▶ _Description of the task_
Your task is to copy every line of the entries that contains "breadcrumb".

(Source data)
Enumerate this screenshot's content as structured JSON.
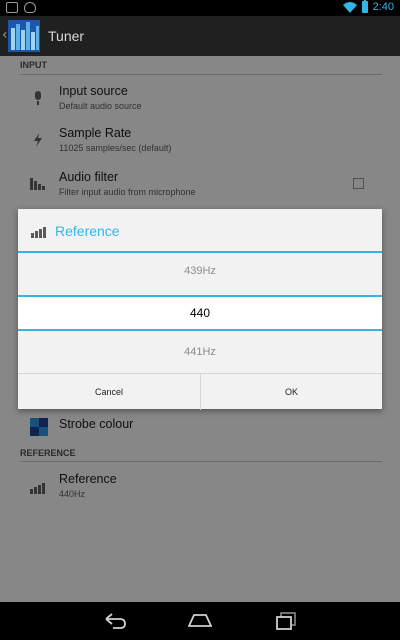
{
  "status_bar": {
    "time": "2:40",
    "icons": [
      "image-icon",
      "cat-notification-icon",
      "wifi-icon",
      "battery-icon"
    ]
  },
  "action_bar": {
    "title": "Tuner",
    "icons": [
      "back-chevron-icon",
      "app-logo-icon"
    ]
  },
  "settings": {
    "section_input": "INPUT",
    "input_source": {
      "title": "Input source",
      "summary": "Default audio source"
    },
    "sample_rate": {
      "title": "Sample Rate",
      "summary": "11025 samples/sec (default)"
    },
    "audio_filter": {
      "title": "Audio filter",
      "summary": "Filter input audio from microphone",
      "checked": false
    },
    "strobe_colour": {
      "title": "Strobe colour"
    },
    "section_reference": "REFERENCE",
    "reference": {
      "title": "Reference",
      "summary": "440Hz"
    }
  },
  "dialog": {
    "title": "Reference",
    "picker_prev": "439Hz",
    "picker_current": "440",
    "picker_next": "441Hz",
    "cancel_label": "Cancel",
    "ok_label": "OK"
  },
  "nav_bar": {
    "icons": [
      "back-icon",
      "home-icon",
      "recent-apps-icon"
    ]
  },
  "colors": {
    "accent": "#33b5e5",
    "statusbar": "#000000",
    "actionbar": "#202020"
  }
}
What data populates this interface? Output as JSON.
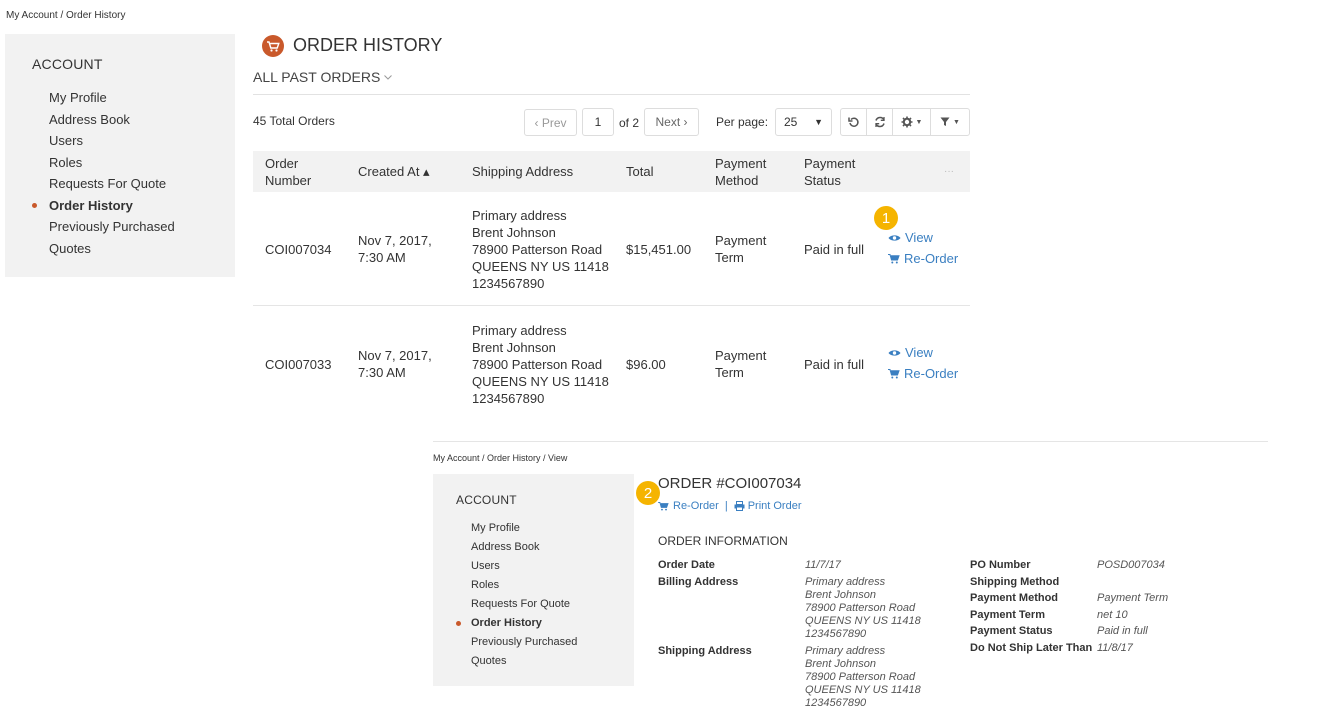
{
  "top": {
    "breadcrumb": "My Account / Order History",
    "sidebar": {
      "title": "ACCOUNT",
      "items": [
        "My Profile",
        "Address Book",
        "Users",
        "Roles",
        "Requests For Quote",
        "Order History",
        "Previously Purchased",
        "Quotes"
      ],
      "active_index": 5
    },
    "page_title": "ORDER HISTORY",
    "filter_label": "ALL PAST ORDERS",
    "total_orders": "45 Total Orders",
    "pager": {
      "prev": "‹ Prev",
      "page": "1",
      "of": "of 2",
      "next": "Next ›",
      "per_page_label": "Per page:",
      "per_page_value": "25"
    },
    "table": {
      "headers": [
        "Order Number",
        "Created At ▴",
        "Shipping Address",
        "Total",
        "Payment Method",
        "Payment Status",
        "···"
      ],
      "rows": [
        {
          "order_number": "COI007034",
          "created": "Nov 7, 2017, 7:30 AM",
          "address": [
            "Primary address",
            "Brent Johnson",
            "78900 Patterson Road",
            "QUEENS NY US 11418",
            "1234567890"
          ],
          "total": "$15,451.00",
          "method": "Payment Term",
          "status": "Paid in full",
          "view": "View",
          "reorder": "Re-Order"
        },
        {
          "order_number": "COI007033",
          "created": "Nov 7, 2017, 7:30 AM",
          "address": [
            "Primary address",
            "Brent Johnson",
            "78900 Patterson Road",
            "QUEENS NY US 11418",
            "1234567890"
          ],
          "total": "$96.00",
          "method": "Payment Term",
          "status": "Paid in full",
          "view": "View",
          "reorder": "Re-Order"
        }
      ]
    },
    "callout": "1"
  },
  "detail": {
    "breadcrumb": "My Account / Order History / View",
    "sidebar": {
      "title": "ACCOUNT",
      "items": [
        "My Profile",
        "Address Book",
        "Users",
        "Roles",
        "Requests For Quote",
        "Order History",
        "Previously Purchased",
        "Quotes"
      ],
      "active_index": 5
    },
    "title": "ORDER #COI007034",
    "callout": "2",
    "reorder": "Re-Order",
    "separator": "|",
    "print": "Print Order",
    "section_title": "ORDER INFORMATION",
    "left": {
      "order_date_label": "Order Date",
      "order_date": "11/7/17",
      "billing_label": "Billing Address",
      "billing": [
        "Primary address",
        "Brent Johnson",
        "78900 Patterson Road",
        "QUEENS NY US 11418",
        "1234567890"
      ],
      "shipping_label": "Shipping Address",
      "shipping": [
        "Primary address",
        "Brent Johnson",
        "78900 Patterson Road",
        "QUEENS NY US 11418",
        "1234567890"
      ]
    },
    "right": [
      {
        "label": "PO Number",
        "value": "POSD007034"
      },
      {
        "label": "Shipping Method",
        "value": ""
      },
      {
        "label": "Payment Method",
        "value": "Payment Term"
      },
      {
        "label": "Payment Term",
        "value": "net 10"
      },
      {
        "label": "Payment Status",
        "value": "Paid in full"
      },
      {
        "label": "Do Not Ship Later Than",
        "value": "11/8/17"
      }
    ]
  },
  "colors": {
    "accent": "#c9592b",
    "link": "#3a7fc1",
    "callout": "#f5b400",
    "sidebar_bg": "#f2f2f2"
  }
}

▶ _Response to the task_
    "breadcrumb": "My Account / Order History",
    "breadcrumb": "My Account / Order History / View",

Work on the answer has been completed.